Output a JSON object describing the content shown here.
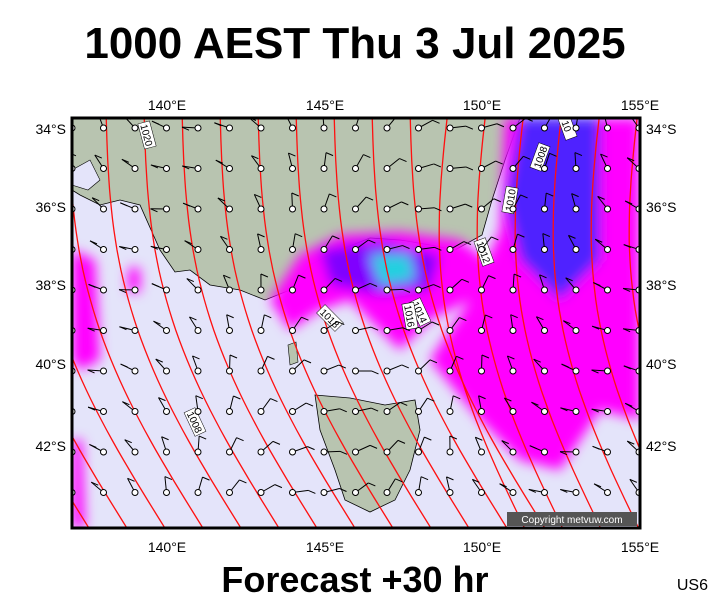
{
  "title": "1000 AEST Thu 3 Jul 2025",
  "subtitle": "Forecast +30 hr",
  "code": "US6",
  "copyright": "Copyright metvuw.com",
  "lon_labels": [
    "140°E",
    "145°E",
    "150°E",
    "155°E"
  ],
  "lat_labels": [
    "34°S",
    "36°S",
    "38°S",
    "40°S",
    "42°S"
  ],
  "isobar_labels": [
    "1020",
    "10",
    "1008",
    "1010",
    "1012",
    "1014",
    "1016",
    "1018",
    "1008"
  ]
}
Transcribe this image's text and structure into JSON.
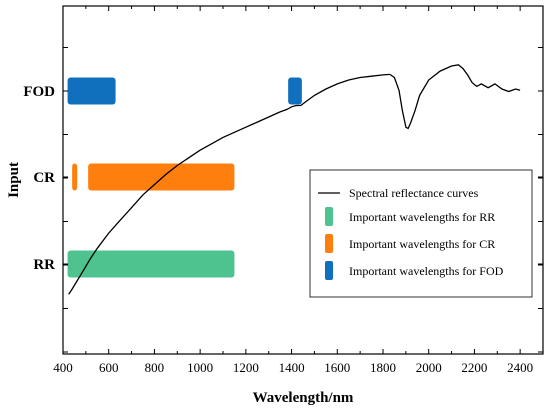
{
  "chart_data": {
    "type": "line",
    "xlabel": "Wavelength/nm",
    "ylabel": "Input",
    "xlim": [
      400,
      2500
    ],
    "x_ticks": [
      400,
      600,
      800,
      1000,
      1200,
      1400,
      1600,
      1800,
      2000,
      2200,
      2400
    ],
    "categories": [
      "RR",
      "CR",
      "FOD"
    ],
    "curve": {
      "name": "Spectral reflectance curves",
      "color": "#000000",
      "x": [
        425,
        440,
        460,
        480,
        500,
        520,
        550,
        600,
        650,
        700,
        750,
        800,
        850,
        900,
        950,
        1000,
        1050,
        1100,
        1150,
        1200,
        1250,
        1300,
        1350,
        1380,
        1400,
        1420,
        1440,
        1470,
        1500,
        1550,
        1600,
        1650,
        1700,
        1750,
        1800,
        1830,
        1850,
        1870,
        1885,
        1900,
        1910,
        1920,
        1940,
        1960,
        2000,
        2050,
        2100,
        2130,
        2150,
        2170,
        2190,
        2210,
        2230,
        2260,
        2290,
        2320,
        2350,
        2380,
        2400
      ],
      "y": [
        0.05,
        0.07,
        0.1,
        0.13,
        0.16,
        0.19,
        0.23,
        0.29,
        0.34,
        0.39,
        0.44,
        0.48,
        0.52,
        0.555,
        0.585,
        0.615,
        0.64,
        0.665,
        0.685,
        0.705,
        0.725,
        0.745,
        0.765,
        0.775,
        0.785,
        0.79,
        0.79,
        0.81,
        0.83,
        0.855,
        0.875,
        0.89,
        0.9,
        0.905,
        0.91,
        0.912,
        0.9,
        0.85,
        0.77,
        0.705,
        0.7,
        0.72,
        0.77,
        0.83,
        0.89,
        0.925,
        0.945,
        0.95,
        0.935,
        0.91,
        0.88,
        0.865,
        0.875,
        0.86,
        0.875,
        0.855,
        0.845,
        0.855,
        0.85
      ]
    },
    "bars": [
      {
        "category": "RR",
        "name": "Important wavelengths for RR",
        "color": "#4ec28f",
        "ranges": [
          [
            420,
            1150
          ]
        ]
      },
      {
        "category": "CR",
        "name": "Important wavelengths for CR",
        "color": "#ff7f0e",
        "ranges": [
          [
            440,
            462
          ],
          [
            510,
            1150
          ]
        ]
      },
      {
        "category": "FOD",
        "name": "Important wavelengths for FOD",
        "color": "#1170bd",
        "ranges": [
          [
            420,
            630
          ],
          [
            1385,
            1445
          ]
        ]
      }
    ],
    "legend": {
      "placement": "right",
      "entries": [
        "Spectral reflectance curves",
        "Important wavelengths for RR",
        "Important wavelengths for CR",
        "Important wavelengths for FOD"
      ]
    }
  }
}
----------------
Leave every image out, and retype the material exactly.

Output a JSON object describing the content shown here.
{
  "title": "1000 AEST Thu 3 Jul 2025",
  "subtitle": "Forecast +30 hr",
  "code": "US6",
  "copyright": "Copyright metvuw.com",
  "lon_labels": [
    "140°E",
    "145°E",
    "150°E",
    "155°E"
  ],
  "lat_labels": [
    "34°S",
    "36°S",
    "38°S",
    "40°S",
    "42°S"
  ],
  "isobar_labels": [
    "1020",
    "10",
    "1008",
    "1010",
    "1012",
    "1014",
    "1016",
    "1018",
    "1008"
  ]
}
Transcribe this image's text and structure into JSON.
{
  "chart_data": {
    "type": "line",
    "xlabel": "Wavelength/nm",
    "ylabel": "Input",
    "xlim": [
      400,
      2500
    ],
    "x_ticks": [
      400,
      600,
      800,
      1000,
      1200,
      1400,
      1600,
      1800,
      2000,
      2200,
      2400
    ],
    "categories": [
      "RR",
      "CR",
      "FOD"
    ],
    "curve": {
      "name": "Spectral reflectance curves",
      "color": "#000000",
      "x": [
        425,
        440,
        460,
        480,
        500,
        520,
        550,
        600,
        650,
        700,
        750,
        800,
        850,
        900,
        950,
        1000,
        1050,
        1100,
        1150,
        1200,
        1250,
        1300,
        1350,
        1380,
        1400,
        1420,
        1440,
        1470,
        1500,
        1550,
        1600,
        1650,
        1700,
        1750,
        1800,
        1830,
        1850,
        1870,
        1885,
        1900,
        1910,
        1920,
        1940,
        1960,
        2000,
        2050,
        2100,
        2130,
        2150,
        2170,
        2190,
        2210,
        2230,
        2260,
        2290,
        2320,
        2350,
        2380,
        2400
      ],
      "y": [
        0.05,
        0.07,
        0.1,
        0.13,
        0.16,
        0.19,
        0.23,
        0.29,
        0.34,
        0.39,
        0.44,
        0.48,
        0.52,
        0.555,
        0.585,
        0.615,
        0.64,
        0.665,
        0.685,
        0.705,
        0.725,
        0.745,
        0.765,
        0.775,
        0.785,
        0.79,
        0.79,
        0.81,
        0.83,
        0.855,
        0.875,
        0.89,
        0.9,
        0.905,
        0.91,
        0.912,
        0.9,
        0.85,
        0.77,
        0.705,
        0.7,
        0.72,
        0.77,
        0.83,
        0.89,
        0.925,
        0.945,
        0.95,
        0.935,
        0.91,
        0.88,
        0.865,
        0.875,
        0.86,
        0.875,
        0.855,
        0.845,
        0.855,
        0.85
      ]
    },
    "bars": [
      {
        "category": "RR",
        "name": "Important wavelengths for RR",
        "color": "#4ec28f",
        "ranges": [
          [
            420,
            1150
          ]
        ]
      },
      {
        "category": "CR",
        "name": "Important wavelengths for CR",
        "color": "#ff7f0e",
        "ranges": [
          [
            440,
            462
          ],
          [
            510,
            1150
          ]
        ]
      },
      {
        "category": "FOD",
        "name": "Important wavelengths for FOD",
        "color": "#1170bd",
        "ranges": [
          [
            420,
            630
          ],
          [
            1385,
            1445
          ]
        ]
      }
    ],
    "legend": {
      "placement": "right",
      "entries": [
        "Spectral reflectance curves",
        "Important wavelengths for RR",
        "Important wavelengths for CR",
        "Important wavelengths for FOD"
      ]
    }
  }
}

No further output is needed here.